> Written problem
Repeat each line word for word.

[Data records]
<<<<
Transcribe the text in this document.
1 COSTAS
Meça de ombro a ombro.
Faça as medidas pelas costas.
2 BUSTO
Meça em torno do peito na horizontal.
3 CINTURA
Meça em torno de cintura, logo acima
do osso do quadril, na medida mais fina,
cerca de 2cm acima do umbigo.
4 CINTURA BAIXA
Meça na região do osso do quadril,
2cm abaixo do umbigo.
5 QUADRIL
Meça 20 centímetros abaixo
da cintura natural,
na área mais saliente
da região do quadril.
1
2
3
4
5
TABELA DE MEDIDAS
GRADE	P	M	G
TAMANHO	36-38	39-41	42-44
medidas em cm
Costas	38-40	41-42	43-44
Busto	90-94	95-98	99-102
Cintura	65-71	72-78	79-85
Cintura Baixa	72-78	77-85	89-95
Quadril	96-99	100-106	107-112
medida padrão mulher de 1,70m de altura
>>>>
> Written solution
Transcribe the text in this document.
1 COSTAS
Meça de ombro a ombro.
Faça as medidas pelas costas.
2 BUSTO
Meça em torno do peito na horizontal.
3 CINTURA
Meça em torno de cintura, logo acima
do osso do quadril, na medida mais fina,
cerca de 2cm acima do umbigo.
4 CINTURA BAIXA
Meça na região do osso do quadril,
2cm abaixo do umbigo.
5 QUADRIL
Meça 20 centímetros abaixo
da cintura natural,
na área mais saliente
da região do quadril.
1
2
3
4
5
TABELA DE MEDIDAS
GRADE	P	M	G
TAMANHO	36-38	39-41	42-44
medidas em cm
Costas	38-40	41-42	43-44
Busto	90-94	95-98	99-102
Cintura	65-71	72-78	79-85
Cintura Baixa	72-78	77-85	89-95
Quadril	96-99	100-106	107-112
medida padrão mulher de 1,70m de altura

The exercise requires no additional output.